§ Tasks to perform
1. Answer these about the two-digit number problem:
(a) Which option does the solution give as correct?
(b) What inequality is reached after expanding and simplifying the given condition?
(c) Over what range of values is \( b \) tested?
2. Could you carry the two-digit number problem's worked solution on from where it stops?

§ Excerpt to read
:::

Question

How many two-digit numbers, with a non-zero digit in the units place, are there which are more than thrice the number formed by interchanging the positions of its digits?

• A. 5
• B. 6
• C. 8
• D. 7

Answer 1

The Correct Option is B

The correct answer is (B): 

Let the original two-digit number be \( ab \), where \( a \) is the tens digit and \( b \neq 0 \) is the units digit.

The value of the number is \( 10a + b \). After interchanging the digits, the new number becomes \( ba = 10b + a \).

Given condition: \[ 10a + b > 3(10b + a) \]

Expand the inequality: \[ 10a + b > 30b + 3a \] \[ 10a - 3a > 30b - b \Rightarrow 7a > 29b \]

Now we test integer values of \( b \) from 1 to 9 (since \( b \neq 0 \)), and find integer values of \( a \) from 1 to 9 that satisfy the inequality.

:::

§ Available data
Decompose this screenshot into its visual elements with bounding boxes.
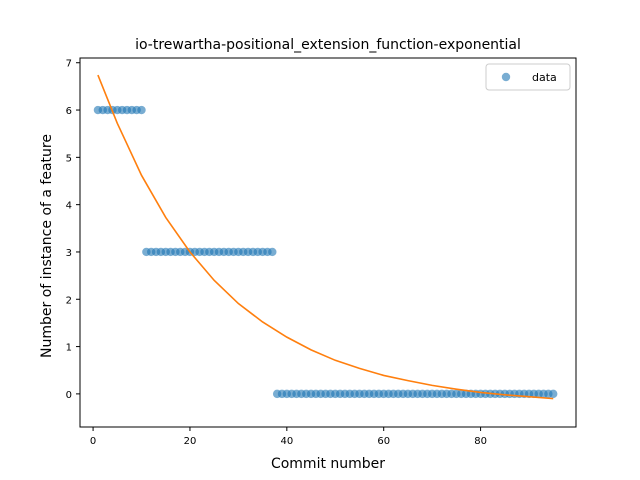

:::

§ Final results
1.
(a) Option B, which is 6.
(b) \( 7a > 29b \)
(c) From 1 to 9.

2.
• For \( b = 1 \): \( 7a > 29 \Rightarrow a > \frac{29}{7} \approx 4.14 \Rightarrow a = 5, 6, 7, 8, 9 \) ⇒ 5 values
• For \( b = 2 \): \( 7a > 58 \Rightarrow a > \frac{58}{7} \approx 8.29 \Rightarrow a = 9 \) ⇒ 1 value
• For \( b \geq 3 \): \( 7a > 87 \) and higher ⇒ No valid \( a \leq 9 \)

Hence, total valid combinations = \( 5 + 1 = \boxed{6} \)